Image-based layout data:

-=-=-

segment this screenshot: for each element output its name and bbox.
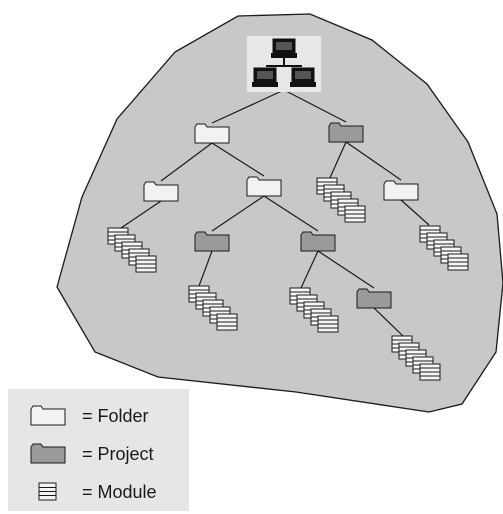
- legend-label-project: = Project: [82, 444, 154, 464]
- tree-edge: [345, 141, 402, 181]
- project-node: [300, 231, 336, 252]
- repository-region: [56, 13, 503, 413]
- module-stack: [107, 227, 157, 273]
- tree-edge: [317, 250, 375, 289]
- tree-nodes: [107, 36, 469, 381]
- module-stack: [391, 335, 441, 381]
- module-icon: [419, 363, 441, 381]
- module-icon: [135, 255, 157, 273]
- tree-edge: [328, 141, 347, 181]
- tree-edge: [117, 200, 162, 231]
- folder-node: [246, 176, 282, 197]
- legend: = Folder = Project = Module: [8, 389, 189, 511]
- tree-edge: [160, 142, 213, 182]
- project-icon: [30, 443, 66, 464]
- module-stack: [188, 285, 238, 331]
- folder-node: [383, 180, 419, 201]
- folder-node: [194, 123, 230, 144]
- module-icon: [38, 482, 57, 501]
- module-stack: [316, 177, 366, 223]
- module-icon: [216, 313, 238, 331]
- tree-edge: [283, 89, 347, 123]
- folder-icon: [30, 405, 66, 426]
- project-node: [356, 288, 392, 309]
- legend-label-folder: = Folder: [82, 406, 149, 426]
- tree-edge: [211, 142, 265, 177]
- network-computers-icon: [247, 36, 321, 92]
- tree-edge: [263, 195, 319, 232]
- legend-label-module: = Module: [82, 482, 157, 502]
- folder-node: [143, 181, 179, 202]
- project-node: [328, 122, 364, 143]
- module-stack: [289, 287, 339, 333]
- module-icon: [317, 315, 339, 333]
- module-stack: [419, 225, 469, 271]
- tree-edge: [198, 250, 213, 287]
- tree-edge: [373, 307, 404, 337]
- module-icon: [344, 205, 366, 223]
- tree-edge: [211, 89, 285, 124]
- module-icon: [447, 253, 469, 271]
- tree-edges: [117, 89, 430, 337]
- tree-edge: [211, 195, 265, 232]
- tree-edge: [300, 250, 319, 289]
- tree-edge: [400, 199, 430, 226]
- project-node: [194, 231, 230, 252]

-=-=-

What is needed
Copy the lines word for word, beginning at the line that contains "- legend-label-project: = Project: [82, 444, 154, 464]" and continuing through the end of the data.

Full output
- legend-label-project: = Project: [82, 444, 154, 464]
- tree-edge: [345, 141, 402, 181]
- project-node: [300, 231, 336, 252]
- repository-region: [56, 13, 503, 413]
- module-stack: [107, 227, 157, 273]
- tree-edge: [317, 250, 375, 289]
- tree-nodes: [107, 36, 469, 381]
- module-stack: [391, 335, 441, 381]
- module-icon: [419, 363, 441, 381]
- module-icon: [135, 255, 157, 273]
- tree-edge: [328, 141, 347, 181]
- tree-edge: [117, 200, 162, 231]
- folder-node: [246, 176, 282, 197]
- legend: = Folder = Project = Module: [8, 389, 189, 511]
- tree-edge: [160, 142, 213, 182]
- project-icon: [30, 443, 66, 464]
- module-stack: [188, 285, 238, 331]
- folder-node: [383, 180, 419, 201]
- folder-node: [194, 123, 230, 144]
- module-icon: [38, 482, 57, 501]
- module-stack: [316, 177, 366, 223]
- module-icon: [216, 313, 238, 331]
- tree-edge: [283, 89, 347, 123]
- folder-icon: [30, 405, 66, 426]
- project-node: [356, 288, 392, 309]
- legend-label-folder: = Folder: [82, 406, 149, 426]
- tree-edge: [211, 142, 265, 177]
- network-computers-icon: [247, 36, 321, 92]
- tree-edge: [263, 195, 319, 232]
- legend-label-module: = Module: [82, 482, 157, 502]
- folder-node: [143, 181, 179, 202]
- project-node: [328, 122, 364, 143]
- module-stack: [289, 287, 339, 333]
- module-icon: [317, 315, 339, 333]
- module-stack: [419, 225, 469, 271]
- tree-edge: [198, 250, 213, 287]
- tree-edge: [373, 307, 404, 337]
- module-icon: [344, 205, 366, 223]
- tree-edge: [211, 89, 285, 124]
- module-icon: [447, 253, 469, 271]
- tree-edges: [117, 89, 430, 337]
- tree-edge: [211, 195, 265, 232]
- tree-edge: [300, 250, 319, 289]
- tree-edge: [400, 199, 430, 226]
- project-node: [194, 231, 230, 252]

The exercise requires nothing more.